Task directions: Copy out each line of the material below that holds the string "investment".

Records provided:
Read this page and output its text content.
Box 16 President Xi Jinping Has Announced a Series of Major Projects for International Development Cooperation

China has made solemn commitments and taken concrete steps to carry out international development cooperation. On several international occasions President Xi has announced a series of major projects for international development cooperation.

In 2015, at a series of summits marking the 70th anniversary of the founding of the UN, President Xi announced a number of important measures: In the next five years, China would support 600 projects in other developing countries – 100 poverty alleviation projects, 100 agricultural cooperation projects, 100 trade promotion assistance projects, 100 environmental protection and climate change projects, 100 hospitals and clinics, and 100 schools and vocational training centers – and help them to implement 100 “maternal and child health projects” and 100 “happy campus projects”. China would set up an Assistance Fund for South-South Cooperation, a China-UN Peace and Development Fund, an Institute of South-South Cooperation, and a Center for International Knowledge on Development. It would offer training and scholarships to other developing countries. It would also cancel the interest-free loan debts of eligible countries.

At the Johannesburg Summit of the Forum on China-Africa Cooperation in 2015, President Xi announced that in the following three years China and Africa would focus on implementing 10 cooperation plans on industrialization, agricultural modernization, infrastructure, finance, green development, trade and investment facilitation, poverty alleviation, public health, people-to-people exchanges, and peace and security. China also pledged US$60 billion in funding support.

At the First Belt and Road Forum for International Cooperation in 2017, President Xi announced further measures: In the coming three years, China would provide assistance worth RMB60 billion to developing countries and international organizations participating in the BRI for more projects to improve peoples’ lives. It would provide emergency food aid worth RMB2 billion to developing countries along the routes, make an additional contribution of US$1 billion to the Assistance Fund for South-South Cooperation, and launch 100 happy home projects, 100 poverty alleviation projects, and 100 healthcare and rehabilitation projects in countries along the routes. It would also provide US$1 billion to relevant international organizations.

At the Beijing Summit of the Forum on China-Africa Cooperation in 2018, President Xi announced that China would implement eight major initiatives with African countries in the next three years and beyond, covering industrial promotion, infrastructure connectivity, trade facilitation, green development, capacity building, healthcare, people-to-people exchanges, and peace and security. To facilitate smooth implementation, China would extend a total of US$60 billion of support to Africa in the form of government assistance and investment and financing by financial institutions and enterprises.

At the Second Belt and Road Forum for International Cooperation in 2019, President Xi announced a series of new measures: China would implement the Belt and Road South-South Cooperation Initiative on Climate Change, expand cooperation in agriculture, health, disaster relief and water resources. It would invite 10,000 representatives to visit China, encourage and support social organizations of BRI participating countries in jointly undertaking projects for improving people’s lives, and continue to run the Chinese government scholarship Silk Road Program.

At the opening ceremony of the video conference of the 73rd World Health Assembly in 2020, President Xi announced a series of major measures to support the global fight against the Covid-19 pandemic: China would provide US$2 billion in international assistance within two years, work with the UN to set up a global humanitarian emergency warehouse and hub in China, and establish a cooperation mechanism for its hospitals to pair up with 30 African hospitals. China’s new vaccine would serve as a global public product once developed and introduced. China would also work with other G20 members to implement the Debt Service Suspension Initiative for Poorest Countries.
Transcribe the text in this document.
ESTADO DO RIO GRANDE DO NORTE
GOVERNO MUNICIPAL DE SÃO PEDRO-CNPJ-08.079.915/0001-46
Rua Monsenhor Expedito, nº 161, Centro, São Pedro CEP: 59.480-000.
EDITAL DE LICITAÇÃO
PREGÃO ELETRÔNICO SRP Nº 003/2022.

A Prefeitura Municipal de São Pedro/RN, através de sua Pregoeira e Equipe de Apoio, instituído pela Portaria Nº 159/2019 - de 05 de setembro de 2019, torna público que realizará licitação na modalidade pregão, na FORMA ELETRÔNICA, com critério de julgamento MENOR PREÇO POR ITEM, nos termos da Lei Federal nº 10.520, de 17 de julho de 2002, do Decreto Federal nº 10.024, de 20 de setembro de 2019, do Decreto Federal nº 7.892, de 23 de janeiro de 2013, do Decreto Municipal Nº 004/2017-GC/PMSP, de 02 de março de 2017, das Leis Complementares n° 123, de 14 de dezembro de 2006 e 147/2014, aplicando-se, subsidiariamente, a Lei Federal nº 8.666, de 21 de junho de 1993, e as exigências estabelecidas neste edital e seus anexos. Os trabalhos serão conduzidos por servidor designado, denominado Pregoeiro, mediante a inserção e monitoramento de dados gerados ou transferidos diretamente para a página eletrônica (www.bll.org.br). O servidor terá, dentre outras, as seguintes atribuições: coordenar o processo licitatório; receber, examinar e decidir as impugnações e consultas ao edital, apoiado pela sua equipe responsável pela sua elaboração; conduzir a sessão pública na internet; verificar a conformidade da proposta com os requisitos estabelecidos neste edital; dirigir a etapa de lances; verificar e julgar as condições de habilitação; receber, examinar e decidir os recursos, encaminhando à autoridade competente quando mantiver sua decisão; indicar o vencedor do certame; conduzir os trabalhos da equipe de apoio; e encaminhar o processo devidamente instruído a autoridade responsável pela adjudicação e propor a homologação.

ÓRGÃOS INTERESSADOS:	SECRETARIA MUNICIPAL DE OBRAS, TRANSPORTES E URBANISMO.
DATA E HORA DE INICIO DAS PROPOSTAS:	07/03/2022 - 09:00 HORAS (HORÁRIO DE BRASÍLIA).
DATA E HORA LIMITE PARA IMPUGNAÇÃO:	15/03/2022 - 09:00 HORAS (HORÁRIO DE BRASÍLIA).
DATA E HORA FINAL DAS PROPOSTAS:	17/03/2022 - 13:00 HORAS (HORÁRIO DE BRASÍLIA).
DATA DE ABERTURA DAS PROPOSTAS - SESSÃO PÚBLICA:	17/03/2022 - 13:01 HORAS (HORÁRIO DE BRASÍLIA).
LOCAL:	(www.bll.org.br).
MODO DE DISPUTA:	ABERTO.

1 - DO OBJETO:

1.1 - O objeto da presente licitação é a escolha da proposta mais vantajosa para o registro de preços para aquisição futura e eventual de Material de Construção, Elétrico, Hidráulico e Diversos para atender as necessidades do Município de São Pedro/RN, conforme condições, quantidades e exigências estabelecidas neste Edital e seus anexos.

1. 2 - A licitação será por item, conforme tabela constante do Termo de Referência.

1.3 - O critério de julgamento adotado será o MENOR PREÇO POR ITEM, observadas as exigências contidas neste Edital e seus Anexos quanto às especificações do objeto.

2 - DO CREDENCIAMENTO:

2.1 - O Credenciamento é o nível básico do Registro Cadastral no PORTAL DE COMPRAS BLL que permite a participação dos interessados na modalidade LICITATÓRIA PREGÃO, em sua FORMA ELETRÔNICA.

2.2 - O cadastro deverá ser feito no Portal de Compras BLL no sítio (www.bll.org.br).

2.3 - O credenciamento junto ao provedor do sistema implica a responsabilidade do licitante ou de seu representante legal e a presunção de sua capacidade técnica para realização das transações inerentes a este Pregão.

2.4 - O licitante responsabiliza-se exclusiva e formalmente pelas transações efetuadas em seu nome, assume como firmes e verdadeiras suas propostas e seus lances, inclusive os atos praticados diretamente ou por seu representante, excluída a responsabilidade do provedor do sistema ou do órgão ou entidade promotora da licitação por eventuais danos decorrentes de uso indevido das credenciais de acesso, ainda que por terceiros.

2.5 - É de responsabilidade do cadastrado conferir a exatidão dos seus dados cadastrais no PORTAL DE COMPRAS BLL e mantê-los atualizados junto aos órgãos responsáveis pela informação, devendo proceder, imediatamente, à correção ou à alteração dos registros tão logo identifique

Worked answer:
At the Johannesburg Summit of the Forum on China-Africa Cooperation in 2015, President Xi announced that in the following three years China and Africa would focus on implementing 10 cooperation plans on industrialization, agricultural modernization, infrastructure, finance, green development, trade and investment facilitation, poverty alleviation, public health, people-to-people exchanges, and peace and security. China also pledged US$60 billion in funding support.
At the Beijing Summit of the Forum on China-Africa Cooperation in 2018, President Xi announced that China would implement eight major initiatives with African countries in the next three years and beyond, covering industrial promotion, infrastructure connectivity, trade facilitation, green development, capacity building, healthcare, people-to-people exchanges, and peace and security. To facilitate smooth implementation, China would extend a total of US$60 billion of support to Africa in the form of government assistance and investment and financing by financial institutions and enterprises.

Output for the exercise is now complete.